*Problem statement*
In the listing below, find every line containing "CQDs" and copy it out.

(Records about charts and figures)
** Start **
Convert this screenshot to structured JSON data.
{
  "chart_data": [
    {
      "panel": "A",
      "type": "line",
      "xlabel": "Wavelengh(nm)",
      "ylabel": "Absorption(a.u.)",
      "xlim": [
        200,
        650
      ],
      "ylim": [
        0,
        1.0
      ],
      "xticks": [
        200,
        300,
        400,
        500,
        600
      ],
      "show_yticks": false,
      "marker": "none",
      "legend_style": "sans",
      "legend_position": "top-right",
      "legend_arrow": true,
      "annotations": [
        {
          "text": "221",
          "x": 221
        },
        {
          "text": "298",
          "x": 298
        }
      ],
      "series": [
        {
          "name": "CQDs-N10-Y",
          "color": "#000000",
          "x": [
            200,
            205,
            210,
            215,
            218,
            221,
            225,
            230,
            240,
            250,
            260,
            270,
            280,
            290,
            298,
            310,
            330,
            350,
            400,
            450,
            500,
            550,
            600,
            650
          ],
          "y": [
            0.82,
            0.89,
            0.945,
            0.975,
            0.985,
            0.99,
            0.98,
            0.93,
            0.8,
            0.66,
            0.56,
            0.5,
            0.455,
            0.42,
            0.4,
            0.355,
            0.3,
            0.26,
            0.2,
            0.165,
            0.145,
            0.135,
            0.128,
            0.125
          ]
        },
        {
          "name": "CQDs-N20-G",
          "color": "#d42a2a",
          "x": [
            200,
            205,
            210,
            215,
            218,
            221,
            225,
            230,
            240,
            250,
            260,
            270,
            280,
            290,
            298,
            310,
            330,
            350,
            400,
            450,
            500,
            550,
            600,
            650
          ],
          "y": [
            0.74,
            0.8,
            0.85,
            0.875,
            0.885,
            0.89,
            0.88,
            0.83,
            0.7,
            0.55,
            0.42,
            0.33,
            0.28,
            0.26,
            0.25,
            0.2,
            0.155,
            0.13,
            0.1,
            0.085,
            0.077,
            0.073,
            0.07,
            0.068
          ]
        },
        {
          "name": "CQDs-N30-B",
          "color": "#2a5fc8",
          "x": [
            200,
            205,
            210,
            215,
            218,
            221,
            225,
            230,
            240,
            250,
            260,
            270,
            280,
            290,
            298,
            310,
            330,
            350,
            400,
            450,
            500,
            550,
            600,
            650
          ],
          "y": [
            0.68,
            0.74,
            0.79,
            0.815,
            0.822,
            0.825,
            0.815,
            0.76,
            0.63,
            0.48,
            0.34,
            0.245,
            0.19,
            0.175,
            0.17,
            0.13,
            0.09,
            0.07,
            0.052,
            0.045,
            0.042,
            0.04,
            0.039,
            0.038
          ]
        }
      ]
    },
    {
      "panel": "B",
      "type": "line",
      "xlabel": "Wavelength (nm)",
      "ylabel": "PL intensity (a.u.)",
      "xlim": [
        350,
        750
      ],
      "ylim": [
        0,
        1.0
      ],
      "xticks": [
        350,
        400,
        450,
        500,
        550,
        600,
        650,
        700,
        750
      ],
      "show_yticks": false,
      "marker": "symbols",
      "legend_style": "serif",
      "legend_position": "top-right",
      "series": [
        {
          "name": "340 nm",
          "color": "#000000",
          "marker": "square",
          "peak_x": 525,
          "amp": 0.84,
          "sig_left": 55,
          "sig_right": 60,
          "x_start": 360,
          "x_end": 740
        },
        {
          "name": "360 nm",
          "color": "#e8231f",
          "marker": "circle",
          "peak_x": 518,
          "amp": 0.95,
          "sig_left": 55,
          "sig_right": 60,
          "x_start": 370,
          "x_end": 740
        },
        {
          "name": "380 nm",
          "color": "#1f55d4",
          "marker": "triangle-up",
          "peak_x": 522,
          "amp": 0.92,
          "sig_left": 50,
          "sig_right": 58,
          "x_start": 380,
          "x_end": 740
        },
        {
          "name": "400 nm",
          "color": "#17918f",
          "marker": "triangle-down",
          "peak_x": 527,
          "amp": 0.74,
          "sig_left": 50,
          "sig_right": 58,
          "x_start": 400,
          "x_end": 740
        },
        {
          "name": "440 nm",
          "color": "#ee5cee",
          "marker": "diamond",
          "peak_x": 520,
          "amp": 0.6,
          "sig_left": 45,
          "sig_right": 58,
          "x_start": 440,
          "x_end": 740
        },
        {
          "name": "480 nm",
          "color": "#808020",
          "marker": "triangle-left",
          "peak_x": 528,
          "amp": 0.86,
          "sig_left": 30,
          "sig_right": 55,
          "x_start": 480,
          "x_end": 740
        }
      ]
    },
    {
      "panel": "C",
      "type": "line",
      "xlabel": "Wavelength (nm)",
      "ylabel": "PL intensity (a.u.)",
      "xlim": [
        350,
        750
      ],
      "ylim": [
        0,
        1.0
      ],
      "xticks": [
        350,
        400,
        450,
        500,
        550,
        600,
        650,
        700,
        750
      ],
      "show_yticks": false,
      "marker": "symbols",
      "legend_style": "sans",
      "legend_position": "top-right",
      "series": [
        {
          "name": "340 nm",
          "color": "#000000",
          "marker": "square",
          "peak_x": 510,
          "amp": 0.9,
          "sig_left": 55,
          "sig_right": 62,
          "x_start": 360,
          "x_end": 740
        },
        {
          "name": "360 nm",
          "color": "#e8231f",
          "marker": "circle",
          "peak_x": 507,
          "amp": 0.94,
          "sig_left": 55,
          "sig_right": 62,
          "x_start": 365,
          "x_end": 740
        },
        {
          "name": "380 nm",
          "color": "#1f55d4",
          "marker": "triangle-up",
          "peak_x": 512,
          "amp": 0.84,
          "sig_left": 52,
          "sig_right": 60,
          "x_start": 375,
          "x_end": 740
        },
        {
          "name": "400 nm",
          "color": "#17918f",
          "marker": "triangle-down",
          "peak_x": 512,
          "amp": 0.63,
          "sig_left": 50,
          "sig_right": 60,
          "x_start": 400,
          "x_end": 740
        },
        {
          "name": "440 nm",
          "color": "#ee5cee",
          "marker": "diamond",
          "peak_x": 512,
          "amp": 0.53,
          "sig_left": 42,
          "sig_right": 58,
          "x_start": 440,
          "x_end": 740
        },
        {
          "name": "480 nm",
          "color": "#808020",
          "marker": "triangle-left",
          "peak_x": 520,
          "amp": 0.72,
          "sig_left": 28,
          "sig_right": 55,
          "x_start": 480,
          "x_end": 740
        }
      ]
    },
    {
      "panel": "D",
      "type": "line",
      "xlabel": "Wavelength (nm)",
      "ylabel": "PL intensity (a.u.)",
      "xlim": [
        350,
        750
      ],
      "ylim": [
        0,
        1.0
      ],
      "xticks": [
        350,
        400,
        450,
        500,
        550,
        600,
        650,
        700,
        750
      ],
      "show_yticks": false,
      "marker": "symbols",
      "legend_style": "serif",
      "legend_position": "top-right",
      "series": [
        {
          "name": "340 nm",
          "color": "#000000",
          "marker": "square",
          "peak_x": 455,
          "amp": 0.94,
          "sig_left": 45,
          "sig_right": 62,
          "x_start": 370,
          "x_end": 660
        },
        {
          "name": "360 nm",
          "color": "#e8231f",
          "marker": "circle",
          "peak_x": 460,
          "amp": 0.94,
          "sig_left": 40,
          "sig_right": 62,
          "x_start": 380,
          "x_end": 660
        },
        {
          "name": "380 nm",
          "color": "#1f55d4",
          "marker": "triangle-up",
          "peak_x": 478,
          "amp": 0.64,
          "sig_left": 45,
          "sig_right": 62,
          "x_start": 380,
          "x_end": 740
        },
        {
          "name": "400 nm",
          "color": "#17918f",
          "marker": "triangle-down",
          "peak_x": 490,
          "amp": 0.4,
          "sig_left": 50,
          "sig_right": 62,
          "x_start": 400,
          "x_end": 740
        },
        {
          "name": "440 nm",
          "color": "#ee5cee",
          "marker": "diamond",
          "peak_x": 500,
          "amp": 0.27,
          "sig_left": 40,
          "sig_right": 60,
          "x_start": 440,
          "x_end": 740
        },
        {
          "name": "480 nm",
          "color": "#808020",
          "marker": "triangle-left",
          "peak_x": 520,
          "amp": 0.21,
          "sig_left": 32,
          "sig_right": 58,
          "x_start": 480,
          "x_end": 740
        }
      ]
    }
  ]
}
** End **
** Start **
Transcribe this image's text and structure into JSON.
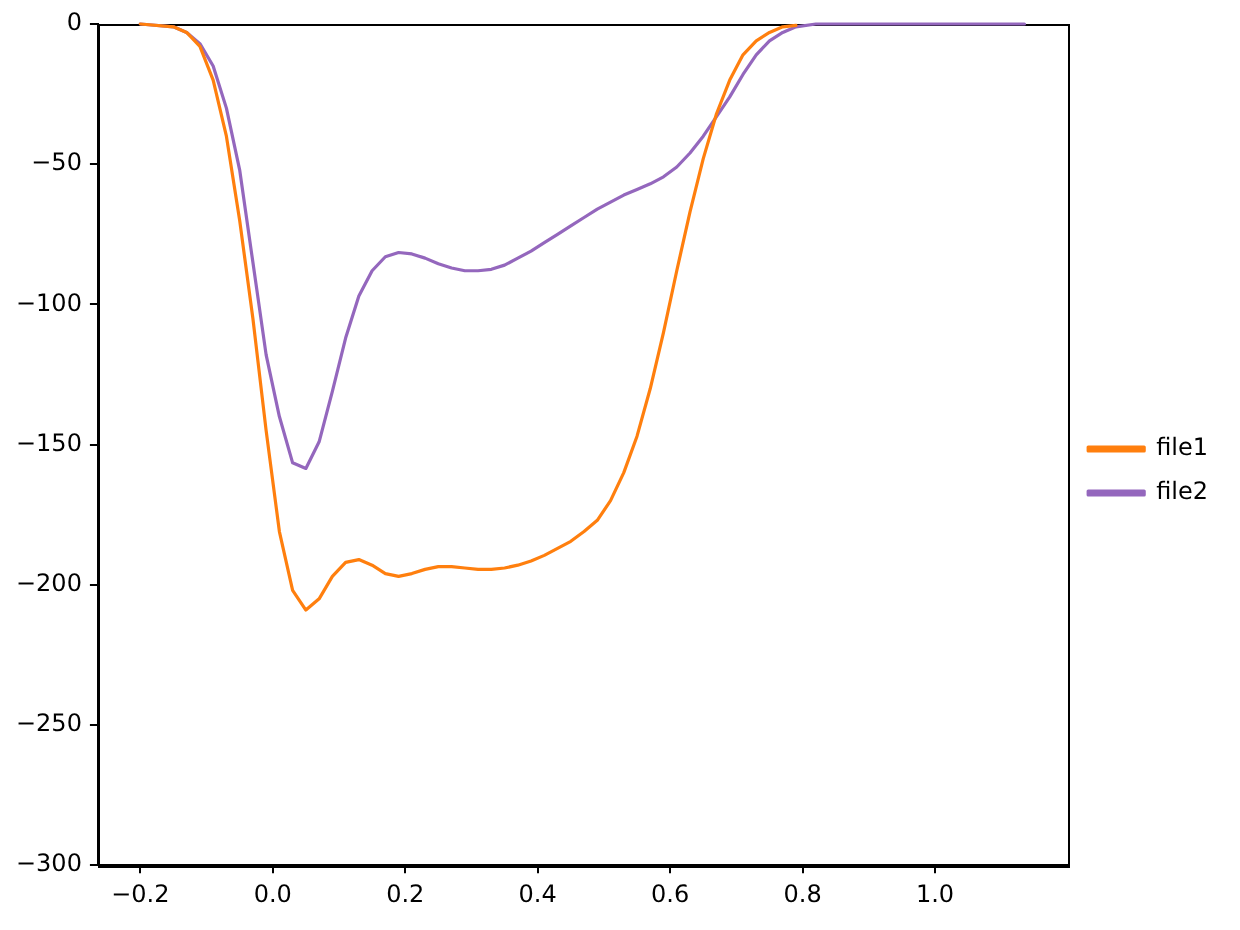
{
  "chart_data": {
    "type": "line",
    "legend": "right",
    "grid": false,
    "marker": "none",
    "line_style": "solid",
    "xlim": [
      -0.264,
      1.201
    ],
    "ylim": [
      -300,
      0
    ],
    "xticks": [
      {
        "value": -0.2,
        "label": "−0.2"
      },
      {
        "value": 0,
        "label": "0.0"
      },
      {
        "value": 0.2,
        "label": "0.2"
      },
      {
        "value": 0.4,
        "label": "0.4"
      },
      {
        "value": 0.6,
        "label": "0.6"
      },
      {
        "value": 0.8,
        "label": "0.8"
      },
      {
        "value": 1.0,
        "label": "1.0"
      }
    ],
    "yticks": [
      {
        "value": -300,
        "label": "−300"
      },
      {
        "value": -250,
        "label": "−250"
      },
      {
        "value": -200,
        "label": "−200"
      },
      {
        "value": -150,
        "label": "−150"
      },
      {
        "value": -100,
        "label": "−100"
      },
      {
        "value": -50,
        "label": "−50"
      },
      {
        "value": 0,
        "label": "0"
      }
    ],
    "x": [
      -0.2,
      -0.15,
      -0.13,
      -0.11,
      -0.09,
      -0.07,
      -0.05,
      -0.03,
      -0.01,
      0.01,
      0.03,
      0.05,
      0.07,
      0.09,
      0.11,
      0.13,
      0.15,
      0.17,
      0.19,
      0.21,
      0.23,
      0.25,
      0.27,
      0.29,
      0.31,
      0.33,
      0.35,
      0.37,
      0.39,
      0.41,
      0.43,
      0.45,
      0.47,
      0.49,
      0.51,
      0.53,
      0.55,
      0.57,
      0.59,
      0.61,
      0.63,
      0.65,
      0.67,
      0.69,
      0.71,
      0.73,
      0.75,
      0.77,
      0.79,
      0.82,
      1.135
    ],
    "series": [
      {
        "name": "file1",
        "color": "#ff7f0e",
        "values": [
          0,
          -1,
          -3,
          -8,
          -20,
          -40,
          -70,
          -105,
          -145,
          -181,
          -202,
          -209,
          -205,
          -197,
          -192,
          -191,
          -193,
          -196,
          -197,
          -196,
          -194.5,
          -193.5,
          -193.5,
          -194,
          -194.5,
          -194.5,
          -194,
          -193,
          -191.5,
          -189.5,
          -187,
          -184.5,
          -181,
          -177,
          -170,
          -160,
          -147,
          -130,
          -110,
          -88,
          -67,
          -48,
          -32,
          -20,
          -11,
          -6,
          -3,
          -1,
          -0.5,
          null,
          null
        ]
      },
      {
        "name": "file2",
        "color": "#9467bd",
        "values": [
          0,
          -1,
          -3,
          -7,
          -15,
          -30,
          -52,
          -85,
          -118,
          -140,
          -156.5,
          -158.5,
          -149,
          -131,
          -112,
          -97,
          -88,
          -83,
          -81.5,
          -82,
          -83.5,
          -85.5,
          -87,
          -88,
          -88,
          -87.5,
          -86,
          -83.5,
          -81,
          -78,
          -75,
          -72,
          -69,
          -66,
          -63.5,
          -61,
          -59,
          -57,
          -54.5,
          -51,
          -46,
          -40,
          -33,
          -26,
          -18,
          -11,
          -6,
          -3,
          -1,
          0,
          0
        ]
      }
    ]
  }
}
** End **
*Output below*
          "name": "CQDs-N10-Y",
          "name": "CQDs-N20-G",
          "name": "CQDs-N30-B",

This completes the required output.